Dataset rows:
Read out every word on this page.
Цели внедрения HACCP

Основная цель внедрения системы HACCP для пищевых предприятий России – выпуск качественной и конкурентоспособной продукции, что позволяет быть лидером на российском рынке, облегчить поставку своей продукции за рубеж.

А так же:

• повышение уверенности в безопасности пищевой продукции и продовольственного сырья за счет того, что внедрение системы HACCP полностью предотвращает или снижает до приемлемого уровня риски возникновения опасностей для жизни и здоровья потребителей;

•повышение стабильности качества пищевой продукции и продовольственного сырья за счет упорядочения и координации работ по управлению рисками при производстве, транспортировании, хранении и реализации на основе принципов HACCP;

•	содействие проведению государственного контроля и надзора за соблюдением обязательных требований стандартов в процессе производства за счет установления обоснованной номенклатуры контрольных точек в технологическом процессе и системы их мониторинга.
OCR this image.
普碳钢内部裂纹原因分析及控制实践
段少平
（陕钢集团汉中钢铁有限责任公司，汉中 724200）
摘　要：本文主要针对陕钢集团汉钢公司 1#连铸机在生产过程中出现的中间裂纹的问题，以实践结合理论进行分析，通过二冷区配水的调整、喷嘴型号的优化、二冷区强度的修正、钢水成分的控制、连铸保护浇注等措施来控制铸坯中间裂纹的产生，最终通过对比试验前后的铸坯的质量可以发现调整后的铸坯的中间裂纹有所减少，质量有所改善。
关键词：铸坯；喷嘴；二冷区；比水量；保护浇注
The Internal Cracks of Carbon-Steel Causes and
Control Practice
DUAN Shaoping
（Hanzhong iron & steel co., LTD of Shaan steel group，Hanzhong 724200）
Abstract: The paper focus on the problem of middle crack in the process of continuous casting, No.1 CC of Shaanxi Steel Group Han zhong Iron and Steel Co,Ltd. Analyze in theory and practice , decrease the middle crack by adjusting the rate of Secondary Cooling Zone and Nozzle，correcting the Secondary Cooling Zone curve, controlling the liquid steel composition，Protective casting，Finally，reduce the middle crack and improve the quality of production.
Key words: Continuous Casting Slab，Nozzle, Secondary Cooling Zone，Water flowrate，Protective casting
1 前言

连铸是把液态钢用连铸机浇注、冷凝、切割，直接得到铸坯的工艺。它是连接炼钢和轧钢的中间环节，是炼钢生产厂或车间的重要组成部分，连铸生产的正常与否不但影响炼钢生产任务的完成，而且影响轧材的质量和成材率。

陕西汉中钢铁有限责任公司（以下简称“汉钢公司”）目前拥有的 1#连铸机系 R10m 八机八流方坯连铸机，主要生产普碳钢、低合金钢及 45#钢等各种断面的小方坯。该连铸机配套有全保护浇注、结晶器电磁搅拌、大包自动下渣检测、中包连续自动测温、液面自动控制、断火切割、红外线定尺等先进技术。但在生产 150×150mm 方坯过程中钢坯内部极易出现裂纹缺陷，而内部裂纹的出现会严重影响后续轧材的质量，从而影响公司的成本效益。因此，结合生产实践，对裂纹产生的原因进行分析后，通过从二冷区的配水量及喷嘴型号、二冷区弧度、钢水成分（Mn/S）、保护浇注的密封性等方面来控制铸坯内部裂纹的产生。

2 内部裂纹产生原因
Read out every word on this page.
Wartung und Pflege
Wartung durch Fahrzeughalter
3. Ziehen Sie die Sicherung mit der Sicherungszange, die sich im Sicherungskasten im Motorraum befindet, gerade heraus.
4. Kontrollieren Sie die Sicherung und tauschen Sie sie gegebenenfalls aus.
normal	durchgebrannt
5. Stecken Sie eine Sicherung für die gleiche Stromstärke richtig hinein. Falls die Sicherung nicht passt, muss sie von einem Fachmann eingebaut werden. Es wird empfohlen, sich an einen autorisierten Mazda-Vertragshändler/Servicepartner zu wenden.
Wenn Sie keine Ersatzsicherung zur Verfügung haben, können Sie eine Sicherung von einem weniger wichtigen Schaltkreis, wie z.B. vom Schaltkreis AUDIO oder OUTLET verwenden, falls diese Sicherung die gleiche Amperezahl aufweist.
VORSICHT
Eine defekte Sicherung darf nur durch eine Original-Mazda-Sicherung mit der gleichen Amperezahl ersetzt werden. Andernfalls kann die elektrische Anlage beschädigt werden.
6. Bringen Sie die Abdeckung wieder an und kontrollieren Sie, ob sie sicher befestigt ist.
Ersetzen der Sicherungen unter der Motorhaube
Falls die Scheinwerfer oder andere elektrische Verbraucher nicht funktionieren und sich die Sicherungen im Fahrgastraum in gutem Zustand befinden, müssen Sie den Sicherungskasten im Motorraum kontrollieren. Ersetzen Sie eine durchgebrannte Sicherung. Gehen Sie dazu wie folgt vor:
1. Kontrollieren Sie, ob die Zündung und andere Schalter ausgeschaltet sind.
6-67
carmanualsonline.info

Exercise description | Go through the data and gather every line that holds "Ersetzen".

Exercise result |
Ersetzen der Sicherungen unter der Motorhaube
Falls die Scheinwerfer oder andere elektrische Verbraucher nicht funktionieren und sich die Sicherungen im Fahrgastraum in gutem Zustand befinden, müssen Sie den Sicherungskasten im Motorraum kontrollieren. Ersetzen Sie eine durchgebrannte Sicherung. Gehen Sie dazu wie folgt vor:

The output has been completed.